▶ _Task goal_: Tell how many lines contain the word "June". Reply with the number only.

▶ _Input for this task_:
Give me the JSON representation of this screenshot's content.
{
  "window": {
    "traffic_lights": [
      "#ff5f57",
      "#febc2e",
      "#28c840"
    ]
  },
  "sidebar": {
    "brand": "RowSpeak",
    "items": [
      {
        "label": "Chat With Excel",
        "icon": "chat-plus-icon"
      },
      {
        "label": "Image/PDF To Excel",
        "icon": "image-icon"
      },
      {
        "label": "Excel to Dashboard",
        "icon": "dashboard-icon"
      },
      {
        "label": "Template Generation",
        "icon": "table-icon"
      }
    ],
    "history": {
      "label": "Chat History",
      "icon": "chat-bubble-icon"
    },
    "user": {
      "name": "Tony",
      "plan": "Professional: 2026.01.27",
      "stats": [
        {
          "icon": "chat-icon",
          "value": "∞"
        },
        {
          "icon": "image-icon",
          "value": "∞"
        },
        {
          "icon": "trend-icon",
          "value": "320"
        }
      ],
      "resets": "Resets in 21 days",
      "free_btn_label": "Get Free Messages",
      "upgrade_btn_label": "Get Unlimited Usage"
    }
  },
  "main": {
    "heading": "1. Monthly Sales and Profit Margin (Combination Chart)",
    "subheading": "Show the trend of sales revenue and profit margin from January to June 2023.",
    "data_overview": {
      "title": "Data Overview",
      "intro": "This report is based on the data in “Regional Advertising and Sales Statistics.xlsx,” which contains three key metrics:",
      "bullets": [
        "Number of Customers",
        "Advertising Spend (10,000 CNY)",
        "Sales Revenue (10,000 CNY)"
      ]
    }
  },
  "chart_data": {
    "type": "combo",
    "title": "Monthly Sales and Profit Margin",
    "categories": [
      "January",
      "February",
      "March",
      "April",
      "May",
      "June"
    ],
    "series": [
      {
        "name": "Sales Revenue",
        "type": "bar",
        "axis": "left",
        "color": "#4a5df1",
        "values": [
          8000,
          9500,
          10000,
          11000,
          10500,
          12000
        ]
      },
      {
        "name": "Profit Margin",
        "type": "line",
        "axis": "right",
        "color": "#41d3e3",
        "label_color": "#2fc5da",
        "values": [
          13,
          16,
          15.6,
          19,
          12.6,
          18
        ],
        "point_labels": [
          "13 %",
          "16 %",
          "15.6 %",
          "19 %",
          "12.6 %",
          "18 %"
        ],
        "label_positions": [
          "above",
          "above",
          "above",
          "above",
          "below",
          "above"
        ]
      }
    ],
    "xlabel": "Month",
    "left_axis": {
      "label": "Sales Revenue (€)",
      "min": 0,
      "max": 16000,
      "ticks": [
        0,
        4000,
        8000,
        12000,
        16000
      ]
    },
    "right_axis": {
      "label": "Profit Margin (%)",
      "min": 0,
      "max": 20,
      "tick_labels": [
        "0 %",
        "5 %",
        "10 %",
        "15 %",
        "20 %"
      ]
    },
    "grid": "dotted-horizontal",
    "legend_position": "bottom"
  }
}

▶ _Completed exercise_: 2